--- Begin Records shown ---
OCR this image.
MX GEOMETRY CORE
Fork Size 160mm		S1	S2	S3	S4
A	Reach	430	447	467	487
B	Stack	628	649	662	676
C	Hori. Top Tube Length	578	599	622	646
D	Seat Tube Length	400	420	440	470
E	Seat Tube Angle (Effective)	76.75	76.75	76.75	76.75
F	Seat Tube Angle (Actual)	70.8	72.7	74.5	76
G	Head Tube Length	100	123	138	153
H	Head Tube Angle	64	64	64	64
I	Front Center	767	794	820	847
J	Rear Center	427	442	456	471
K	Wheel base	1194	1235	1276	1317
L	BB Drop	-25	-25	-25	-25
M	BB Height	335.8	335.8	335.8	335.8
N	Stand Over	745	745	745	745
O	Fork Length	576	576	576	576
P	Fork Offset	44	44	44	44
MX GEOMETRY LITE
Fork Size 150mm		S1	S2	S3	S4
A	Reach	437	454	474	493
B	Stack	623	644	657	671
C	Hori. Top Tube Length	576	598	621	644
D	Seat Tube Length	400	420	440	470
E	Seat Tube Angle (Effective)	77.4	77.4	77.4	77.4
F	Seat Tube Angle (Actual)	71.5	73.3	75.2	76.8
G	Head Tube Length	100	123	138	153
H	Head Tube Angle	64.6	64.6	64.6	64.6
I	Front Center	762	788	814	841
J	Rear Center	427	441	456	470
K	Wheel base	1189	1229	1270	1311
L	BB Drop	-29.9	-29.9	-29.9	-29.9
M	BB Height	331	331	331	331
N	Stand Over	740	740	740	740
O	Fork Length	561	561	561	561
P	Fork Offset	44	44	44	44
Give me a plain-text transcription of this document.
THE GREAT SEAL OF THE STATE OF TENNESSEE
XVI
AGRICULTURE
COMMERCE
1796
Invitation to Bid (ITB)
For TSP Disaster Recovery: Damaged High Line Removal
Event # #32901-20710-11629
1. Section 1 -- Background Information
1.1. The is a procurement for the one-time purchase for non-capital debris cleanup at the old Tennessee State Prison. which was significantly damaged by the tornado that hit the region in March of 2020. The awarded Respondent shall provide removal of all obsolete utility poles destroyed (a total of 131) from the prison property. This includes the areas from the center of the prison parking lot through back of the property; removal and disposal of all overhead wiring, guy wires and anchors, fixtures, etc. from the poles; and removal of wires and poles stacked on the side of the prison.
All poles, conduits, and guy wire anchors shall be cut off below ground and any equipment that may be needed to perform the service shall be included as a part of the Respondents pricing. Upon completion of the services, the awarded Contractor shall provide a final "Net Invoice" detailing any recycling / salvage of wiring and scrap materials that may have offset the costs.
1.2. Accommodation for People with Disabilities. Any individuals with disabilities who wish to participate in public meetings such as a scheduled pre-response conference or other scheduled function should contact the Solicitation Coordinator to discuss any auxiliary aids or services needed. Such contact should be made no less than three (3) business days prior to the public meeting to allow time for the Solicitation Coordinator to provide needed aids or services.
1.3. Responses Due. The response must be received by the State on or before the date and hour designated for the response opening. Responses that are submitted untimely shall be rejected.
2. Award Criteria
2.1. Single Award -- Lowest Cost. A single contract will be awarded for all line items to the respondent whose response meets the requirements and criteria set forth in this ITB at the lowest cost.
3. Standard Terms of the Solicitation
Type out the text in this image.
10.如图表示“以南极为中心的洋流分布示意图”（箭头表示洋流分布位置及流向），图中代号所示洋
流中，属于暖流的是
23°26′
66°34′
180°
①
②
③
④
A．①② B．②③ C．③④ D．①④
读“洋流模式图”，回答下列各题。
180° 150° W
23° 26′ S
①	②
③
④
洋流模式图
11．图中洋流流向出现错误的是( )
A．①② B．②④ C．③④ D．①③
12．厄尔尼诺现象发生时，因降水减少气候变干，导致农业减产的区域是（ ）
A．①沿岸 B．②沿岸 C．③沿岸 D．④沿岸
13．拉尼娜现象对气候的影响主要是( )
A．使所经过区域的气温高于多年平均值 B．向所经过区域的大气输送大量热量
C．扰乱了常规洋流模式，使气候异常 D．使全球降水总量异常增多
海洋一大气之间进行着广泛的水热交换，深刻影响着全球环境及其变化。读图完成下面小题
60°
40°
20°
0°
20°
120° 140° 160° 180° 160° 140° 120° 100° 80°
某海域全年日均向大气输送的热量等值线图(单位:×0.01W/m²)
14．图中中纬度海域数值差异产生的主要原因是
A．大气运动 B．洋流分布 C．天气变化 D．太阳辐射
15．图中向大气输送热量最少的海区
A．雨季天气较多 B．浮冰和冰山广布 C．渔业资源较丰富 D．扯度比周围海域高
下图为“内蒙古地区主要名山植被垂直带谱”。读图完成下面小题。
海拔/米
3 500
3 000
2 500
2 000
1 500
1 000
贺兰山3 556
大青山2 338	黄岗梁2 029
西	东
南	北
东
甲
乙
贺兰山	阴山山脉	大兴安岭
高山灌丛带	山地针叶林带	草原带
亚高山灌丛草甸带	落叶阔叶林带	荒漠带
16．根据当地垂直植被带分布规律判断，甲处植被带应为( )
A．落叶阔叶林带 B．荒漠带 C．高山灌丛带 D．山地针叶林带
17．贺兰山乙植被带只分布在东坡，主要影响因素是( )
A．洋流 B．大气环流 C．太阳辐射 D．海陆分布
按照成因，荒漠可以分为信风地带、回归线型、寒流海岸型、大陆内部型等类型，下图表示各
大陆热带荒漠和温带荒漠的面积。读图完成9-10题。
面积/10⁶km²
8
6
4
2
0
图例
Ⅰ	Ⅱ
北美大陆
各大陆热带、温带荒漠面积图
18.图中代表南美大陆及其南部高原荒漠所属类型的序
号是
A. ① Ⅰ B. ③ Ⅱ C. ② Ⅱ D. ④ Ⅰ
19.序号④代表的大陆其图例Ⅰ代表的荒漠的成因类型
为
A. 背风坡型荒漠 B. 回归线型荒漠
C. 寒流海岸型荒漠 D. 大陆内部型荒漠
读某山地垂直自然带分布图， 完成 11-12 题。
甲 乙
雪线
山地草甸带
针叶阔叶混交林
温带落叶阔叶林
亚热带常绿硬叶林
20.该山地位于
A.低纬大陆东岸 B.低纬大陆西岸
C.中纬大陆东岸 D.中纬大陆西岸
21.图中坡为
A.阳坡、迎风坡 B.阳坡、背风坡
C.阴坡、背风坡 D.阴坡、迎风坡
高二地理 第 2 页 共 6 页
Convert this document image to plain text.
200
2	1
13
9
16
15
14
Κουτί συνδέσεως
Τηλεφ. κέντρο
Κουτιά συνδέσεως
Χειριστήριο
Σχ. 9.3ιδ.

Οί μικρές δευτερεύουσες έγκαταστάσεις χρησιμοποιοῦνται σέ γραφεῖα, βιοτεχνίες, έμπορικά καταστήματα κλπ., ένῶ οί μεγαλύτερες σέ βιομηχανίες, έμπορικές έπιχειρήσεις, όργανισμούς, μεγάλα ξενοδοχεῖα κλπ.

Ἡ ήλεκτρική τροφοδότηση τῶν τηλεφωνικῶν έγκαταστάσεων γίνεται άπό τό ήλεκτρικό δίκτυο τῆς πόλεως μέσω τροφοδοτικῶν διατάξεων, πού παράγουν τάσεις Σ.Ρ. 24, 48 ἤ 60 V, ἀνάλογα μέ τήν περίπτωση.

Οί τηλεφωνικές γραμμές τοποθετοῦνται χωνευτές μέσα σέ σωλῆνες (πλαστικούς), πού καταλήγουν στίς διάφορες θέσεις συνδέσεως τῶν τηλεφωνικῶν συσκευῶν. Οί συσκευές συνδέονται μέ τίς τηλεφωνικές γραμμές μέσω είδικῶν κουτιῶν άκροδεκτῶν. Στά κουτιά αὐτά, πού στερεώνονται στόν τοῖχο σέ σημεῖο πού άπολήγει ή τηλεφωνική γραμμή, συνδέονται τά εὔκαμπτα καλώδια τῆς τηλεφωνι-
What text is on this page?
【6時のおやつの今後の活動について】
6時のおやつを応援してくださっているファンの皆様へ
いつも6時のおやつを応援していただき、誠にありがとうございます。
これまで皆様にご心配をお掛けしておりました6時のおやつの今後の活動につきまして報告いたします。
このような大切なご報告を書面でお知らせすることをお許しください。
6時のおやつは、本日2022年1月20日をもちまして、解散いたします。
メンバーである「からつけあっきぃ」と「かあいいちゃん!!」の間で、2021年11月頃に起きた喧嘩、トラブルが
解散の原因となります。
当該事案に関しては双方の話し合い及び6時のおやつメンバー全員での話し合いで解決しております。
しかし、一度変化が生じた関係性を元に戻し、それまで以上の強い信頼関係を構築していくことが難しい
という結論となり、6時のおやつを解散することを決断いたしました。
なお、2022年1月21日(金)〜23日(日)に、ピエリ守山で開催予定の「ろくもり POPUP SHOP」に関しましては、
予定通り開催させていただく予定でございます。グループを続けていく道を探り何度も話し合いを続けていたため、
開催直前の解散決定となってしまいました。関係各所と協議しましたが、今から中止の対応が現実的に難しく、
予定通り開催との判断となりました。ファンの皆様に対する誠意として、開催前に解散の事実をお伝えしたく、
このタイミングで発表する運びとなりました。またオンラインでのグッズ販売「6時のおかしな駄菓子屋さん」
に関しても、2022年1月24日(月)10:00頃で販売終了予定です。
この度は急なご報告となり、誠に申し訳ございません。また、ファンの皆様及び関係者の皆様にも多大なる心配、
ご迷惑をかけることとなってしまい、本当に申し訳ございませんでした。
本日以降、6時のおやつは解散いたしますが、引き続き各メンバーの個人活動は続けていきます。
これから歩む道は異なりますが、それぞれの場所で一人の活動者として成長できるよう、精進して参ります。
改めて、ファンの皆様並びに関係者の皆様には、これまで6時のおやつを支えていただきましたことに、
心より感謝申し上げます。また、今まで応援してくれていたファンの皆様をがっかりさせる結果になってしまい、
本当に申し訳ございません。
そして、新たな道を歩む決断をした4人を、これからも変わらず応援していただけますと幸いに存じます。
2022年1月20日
--- End Records shown ---
### Description of the task
For the listing above, identify each line bearing "Reach".

### Response to this task
A	Reach	430	447	467	487
A	Reach	437	454	474	493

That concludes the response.